▶ [Exercise task] Exactly reproduce each record listed below.

Collected data entries:
▽

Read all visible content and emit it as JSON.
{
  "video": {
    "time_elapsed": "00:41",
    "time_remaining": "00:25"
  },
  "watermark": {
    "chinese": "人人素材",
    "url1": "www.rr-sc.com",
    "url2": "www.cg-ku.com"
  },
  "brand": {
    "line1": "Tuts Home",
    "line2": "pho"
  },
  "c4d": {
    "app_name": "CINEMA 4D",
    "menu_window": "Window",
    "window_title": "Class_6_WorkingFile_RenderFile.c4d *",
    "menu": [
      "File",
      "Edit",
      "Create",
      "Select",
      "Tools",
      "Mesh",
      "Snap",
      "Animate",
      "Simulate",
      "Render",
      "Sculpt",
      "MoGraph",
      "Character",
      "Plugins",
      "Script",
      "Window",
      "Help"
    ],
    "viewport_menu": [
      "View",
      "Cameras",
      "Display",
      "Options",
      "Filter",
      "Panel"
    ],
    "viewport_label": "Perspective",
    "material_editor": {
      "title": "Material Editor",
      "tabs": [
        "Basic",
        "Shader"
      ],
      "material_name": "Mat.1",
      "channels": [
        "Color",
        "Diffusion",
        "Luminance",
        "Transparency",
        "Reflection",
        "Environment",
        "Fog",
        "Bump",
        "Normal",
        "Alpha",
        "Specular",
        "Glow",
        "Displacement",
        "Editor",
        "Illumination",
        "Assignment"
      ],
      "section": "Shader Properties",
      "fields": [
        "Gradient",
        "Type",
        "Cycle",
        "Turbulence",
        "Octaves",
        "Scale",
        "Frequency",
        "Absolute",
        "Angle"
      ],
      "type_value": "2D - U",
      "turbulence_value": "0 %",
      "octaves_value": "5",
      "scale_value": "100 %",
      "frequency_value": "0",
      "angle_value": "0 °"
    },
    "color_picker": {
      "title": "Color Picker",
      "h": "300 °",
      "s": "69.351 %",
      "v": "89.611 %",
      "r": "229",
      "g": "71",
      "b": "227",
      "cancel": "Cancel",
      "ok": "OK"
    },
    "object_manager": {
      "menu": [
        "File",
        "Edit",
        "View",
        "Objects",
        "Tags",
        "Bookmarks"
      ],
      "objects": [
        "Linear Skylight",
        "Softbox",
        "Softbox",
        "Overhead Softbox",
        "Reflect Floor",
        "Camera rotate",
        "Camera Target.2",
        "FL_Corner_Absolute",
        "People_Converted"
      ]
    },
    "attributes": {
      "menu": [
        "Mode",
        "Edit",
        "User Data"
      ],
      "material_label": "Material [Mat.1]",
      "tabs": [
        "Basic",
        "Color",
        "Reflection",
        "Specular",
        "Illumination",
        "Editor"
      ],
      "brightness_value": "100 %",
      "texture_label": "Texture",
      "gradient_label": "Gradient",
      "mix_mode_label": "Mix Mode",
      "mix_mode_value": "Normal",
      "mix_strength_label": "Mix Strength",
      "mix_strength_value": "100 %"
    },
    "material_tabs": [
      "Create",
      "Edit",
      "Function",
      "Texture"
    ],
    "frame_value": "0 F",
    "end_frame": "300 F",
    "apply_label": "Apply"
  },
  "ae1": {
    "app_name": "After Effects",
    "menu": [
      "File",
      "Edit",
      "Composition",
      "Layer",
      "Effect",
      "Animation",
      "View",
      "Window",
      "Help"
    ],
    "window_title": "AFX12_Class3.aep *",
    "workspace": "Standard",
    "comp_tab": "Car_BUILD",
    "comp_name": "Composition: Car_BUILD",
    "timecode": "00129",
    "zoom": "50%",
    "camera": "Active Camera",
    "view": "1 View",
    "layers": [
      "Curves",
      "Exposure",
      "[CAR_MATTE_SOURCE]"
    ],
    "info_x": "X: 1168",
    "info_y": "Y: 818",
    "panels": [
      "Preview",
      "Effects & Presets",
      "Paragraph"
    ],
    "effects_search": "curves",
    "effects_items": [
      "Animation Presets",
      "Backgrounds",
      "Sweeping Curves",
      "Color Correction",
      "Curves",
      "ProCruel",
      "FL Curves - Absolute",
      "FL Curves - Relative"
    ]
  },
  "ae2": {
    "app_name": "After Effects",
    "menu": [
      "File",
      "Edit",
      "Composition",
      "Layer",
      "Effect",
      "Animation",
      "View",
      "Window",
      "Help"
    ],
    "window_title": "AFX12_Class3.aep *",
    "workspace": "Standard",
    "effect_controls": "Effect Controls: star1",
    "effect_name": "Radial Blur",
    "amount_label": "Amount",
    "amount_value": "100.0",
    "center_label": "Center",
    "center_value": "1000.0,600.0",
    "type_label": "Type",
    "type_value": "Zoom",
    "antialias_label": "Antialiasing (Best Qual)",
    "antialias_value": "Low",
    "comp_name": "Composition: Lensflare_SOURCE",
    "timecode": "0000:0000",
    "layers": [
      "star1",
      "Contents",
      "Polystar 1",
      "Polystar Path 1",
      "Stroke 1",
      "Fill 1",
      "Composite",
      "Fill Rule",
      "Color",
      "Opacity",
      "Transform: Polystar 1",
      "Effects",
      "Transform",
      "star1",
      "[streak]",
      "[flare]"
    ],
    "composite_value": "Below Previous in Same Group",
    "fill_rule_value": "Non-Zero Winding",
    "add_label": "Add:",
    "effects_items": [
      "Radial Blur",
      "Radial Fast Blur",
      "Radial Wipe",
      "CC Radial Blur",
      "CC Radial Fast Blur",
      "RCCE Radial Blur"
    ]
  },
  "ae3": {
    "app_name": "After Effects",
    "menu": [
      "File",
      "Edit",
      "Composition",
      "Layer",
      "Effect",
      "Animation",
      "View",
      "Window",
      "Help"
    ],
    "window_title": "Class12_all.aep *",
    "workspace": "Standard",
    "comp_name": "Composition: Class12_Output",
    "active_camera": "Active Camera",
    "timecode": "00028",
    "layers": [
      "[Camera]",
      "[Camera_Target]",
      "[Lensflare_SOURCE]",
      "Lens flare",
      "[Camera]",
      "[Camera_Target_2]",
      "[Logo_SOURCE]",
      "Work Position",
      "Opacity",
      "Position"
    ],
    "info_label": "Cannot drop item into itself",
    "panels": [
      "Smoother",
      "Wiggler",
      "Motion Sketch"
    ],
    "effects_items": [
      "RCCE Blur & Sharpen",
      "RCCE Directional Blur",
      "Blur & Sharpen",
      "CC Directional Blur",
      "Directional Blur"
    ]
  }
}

△

▶ [Output of the exercise]
Read all visible content and emit it as JSON.
{
  "video": {
    "time_elapsed": "00:41",
    "time_remaining": "00:25"
  },
  "watermark": {
    "chinese": "人人素材",
    "url1": "www.rr-sc.com",
    "url2": "www.cg-ku.com"
  },
  "brand": {
    "line1": "Tuts Home",
    "line2": "pho"
  },
  "c4d": {
    "app_name": "CINEMA 4D",
    "menu_window": "Window",
    "window_title": "Class_6_WorkingFile_RenderFile.c4d *",
    "menu": [
      "File",
      "Edit",
      "Create",
      "Select",
      "Tools",
      "Mesh",
      "Snap",
      "Animate",
      "Simulate",
      "Render",
      "Sculpt",
      "MoGraph",
      "Character",
      "Plugins",
      "Script",
      "Window",
      "Help"
    ],
    "viewport_menu": [
      "View",
      "Cameras",
      "Display",
      "Options",
      "Filter",
      "Panel"
    ],
    "viewport_label": "Perspective",
    "material_editor": {
      "title": "Material Editor",
      "tabs": [
        "Basic",
        "Shader"
      ],
      "material_name": "Mat.1",
      "channels": [
        "Color",
        "Diffusion",
        "Luminance",
        "Transparency",
        "Reflection",
        "Environment",
        "Fog",
        "Bump",
        "Normal",
        "Alpha",
        "Specular",
        "Glow",
        "Displacement",
        "Editor",
        "Illumination",
        "Assignment"
      ],
      "section": "Shader Properties",
      "fields": [
        "Gradient",
        "Type",
        "Cycle",
        "Turbulence",
        "Octaves",
        "Scale",
        "Frequency",
        "Absolute",
        "Angle"
      ],
      "type_value": "2D - U",
      "turbulence_value": "0 %",
      "octaves_value": "5",
      "scale_value": "100 %",
      "frequency_value": "0",
      "angle_value": "0 °"
    },
    "color_picker": {
      "title": "Color Picker",
      "h": "300 °",
      "s": "69.351 %",
      "v": "89.611 %",
      "r": "229",
      "g": "71",
      "b": "227",
      "cancel": "Cancel",
      "ok": "OK"
    },
    "object_manager": {
      "menu": [
        "File",
        "Edit",
        "View",
        "Objects",
        "Tags",
        "Bookmarks"
      ],
      "objects": [
        "Linear Skylight",
        "Softbox",
        "Softbox",
        "Overhead Softbox",
        "Reflect Floor",
        "Camera rotate",
        "Camera Target.2",
        "FL_Corner_Absolute",
        "People_Converted"
      ]
    },
    "attributes": {
      "menu": [
        "Mode",
        "Edit",
        "User Data"
      ],
      "material_label": "Material [Mat.1]",
      "tabs": [
        "Basic",
        "Color",
        "Reflection",
        "Specular",
        "Illumination",
        "Editor"
      ],
      "brightness_value": "100 %",
      "texture_label": "Texture",
      "gradient_label": "Gradient",
      "mix_mode_label": "Mix Mode",
      "mix_mode_value": "Normal",
      "mix_strength_label": "Mix Strength",
      "mix_strength_value": "100 %"
    },
    "material_tabs": [
      "Create",
      "Edit",
      "Function",
      "Texture"
    ],
    "frame_value": "0 F",
    "end_frame": "300 F",
    "apply_label": "Apply"
  },
  "ae1": {
    "app_name": "After Effects",
    "menu": [
      "File",
      "Edit",
      "Composition",
      "Layer",
      "Effect",
      "Animation",
      "View",
      "Window",
      "Help"
    ],
    "window_title": "AFX12_Class3.aep *",
    "workspace": "Standard",
    "comp_tab": "Car_BUILD",
    "comp_name": "Composition: Car_BUILD",
    "timecode": "00129",
    "zoom": "50%",
    "camera": "Active Camera",
    "view": "1 View",
    "layers": [
      "Curves",
      "Exposure",
      "[CAR_MATTE_SOURCE]"
    ],
    "info_x": "X: 1168",
    "info_y": "Y: 818",
    "panels": [
      "Preview",
      "Effects & Presets",
      "Paragraph"
    ],
    "effects_search": "curves",
    "effects_items": [
      "Animation Presets",
      "Backgrounds",
      "Sweeping Curves",
      "Color Correction",
      "Curves",
      "ProCruel",
      "FL Curves - Absolute",
      "FL Curves - Relative"
    ]
  },
  "ae2": {
    "app_name": "After Effects",
    "menu": [
      "File",
      "Edit",
      "Composition",
      "Layer",
      "Effect",
      "Animation",
      "View",
      "Window",
      "Help"
    ],
    "window_title": "AFX12_Class3.aep *",
    "workspace": "Standard",
    "effect_controls": "Effect Controls: star1",
    "effect_name": "Radial Blur",
    "amount_label": "Amount",
    "amount_value": "100.0",
    "center_label": "Center",
    "center_value": "1000.0,600.0",
    "type_label": "Type",
    "type_value": "Zoom",
    "antialias_label": "Antialiasing (Best Qual)",
    "antialias_value": "Low",
    "comp_name": "Composition: Lensflare_SOURCE",
    "timecode": "0000:0000",
    "layers": [
      "star1",
      "Contents",
      "Polystar 1",
      "Polystar Path 1",
      "Stroke 1",
      "Fill 1",
      "Composite",
      "Fill Rule",
      "Color",
      "Opacity",
      "Transform: Polystar 1",
      "Effects",
      "Transform",
      "star1",
      "[streak]",
      "[flare]"
    ],
    "composite_value": "Below Previous in Same Group",
    "fill_rule_value": "Non-Zero Winding",
    "add_label": "Add:",
    "effects_items": [
      "Radial Blur",
      "Radial Fast Blur",
      "Radial Wipe",
      "CC Radial Blur",
      "CC Radial Fast Blur",
      "RCCE Radial Blur"
    ]
  },
  "ae3": {
    "app_name": "After Effects",
    "menu": [
      "File",
      "Edit",
      "Composition",
      "Layer",
      "Effect",
      "Animation",
      "View",
      "Window",
      "Help"
    ],
    "window_title": "Class12_all.aep *",
    "workspace": "Standard",
    "comp_name": "Composition: Class12_Output",
    "active_camera": "Active Camera",
    "timecode": "00028",
    "layers": [
      "[Camera]",
      "[Camera_Target]",
      "[Lensflare_SOURCE]",
      "Lens flare",
      "[Camera]",
      "[Camera_Target_2]",
      "[Logo_SOURCE]",
      "Work Position",
      "Opacity",
      "Position"
    ],
    "info_label": "Cannot drop item into itself",
    "panels": [
      "Smoother",
      "Wiggler",
      "Motion Sketch"
    ],
    "effects_items": [
      "RCCE Blur & Sharpen",
      "RCCE Directional Blur",
      "Blur & Sharpen",
      "CC Directional Blur",
      "Directional Blur"
    ]
  }
}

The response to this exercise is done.